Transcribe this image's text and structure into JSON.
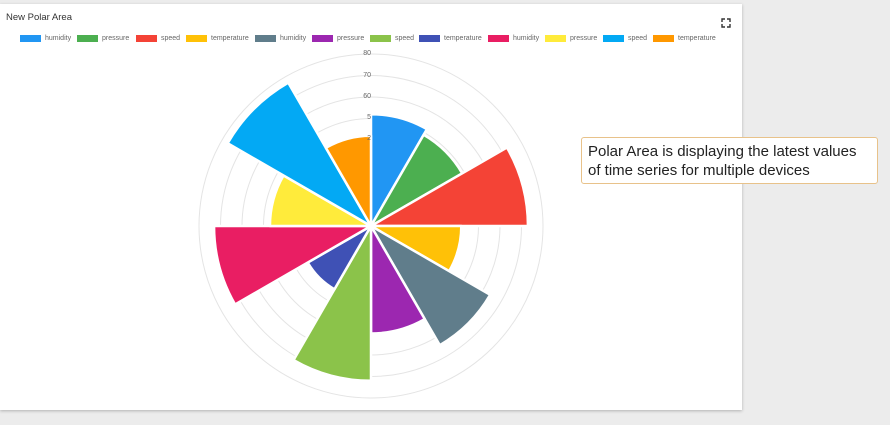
{
  "card": {
    "title": "New Polar Area"
  },
  "icons": {
    "fullscreen": "fullscreen-icon"
  },
  "annotation": {
    "text": "Polar Area is displaying the latest values of time series for multiple devices"
  },
  "chart_data": {
    "type": "polarArea",
    "rlim": [
      0,
      80
    ],
    "ticks": [
      2,
      5,
      60,
      70,
      80
    ],
    "tick_labels": [
      "2",
      "5",
      "60",
      "70",
      "80"
    ],
    "grid": true,
    "legend_position": "top",
    "segments": [
      {
        "label": "humidity",
        "value": 52,
        "color": "#2196f3"
      },
      {
        "label": "pressure",
        "value": 49,
        "color": "#4caf50"
      },
      {
        "label": "speed",
        "value": 73,
        "color": "#f44336"
      },
      {
        "label": "temperature",
        "value": 42,
        "color": "#ffc107"
      },
      {
        "label": "humidity",
        "value": 64,
        "color": "#607d8b"
      },
      {
        "label": "pressure",
        "value": 50,
        "color": "#9c27b0"
      },
      {
        "label": "speed",
        "value": 72,
        "color": "#8bc34a"
      },
      {
        "label": "temperature",
        "value": 34,
        "color": "#3f51b5"
      },
      {
        "label": "humidity",
        "value": 73,
        "color": "#e91e63"
      },
      {
        "label": "pressure",
        "value": 47,
        "color": "#ffeb3b"
      },
      {
        "label": "speed",
        "value": 77,
        "color": "#03a9f4"
      },
      {
        "label": "temperature",
        "value": 42,
        "color": "#ff9800"
      }
    ]
  }
}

————————

Task statement ▸ Restate the whole listing above exactly, please, omitting every image.

Problem solution ▸
Transcribe this image's text and structure into JSON.
{
  "card": {
    "title": "New Polar Area"
  },
  "icons": {
    "fullscreen": "fullscreen-icon"
  },
  "annotation": {
    "text": "Polar Area is displaying the latest values of time series for multiple devices"
  },
  "chart_data": {
    "type": "polarArea",
    "rlim": [
      0,
      80
    ],
    "ticks": [
      2,
      5,
      60,
      70,
      80
    ],
    "tick_labels": [
      "2",
      "5",
      "60",
      "70",
      "80"
    ],
    "grid": true,
    "legend_position": "top",
    "segments": [
      {
        "label": "humidity",
        "value": 52,
        "color": "#2196f3"
      },
      {
        "label": "pressure",
        "value": 49,
        "color": "#4caf50"
      },
      {
        "label": "speed",
        "value": 73,
        "color": "#f44336"
      },
      {
        "label": "temperature",
        "value": 42,
        "color": "#ffc107"
      },
      {
        "label": "humidity",
        "value": 64,
        "color": "#607d8b"
      },
      {
        "label": "pressure",
        "value": 50,
        "color": "#9c27b0"
      },
      {
        "label": "speed",
        "value": 72,
        "color": "#8bc34a"
      },
      {
        "label": "temperature",
        "value": 34,
        "color": "#3f51b5"
      },
      {
        "label": "humidity",
        "value": 73,
        "color": "#e91e63"
      },
      {
        "label": "pressure",
        "value": 47,
        "color": "#ffeb3b"
      },
      {
        "label": "speed",
        "value": 77,
        "color": "#03a9f4"
      },
      {
        "label": "temperature",
        "value": 42,
        "color": "#ff9800"
      }
    ]
  }
}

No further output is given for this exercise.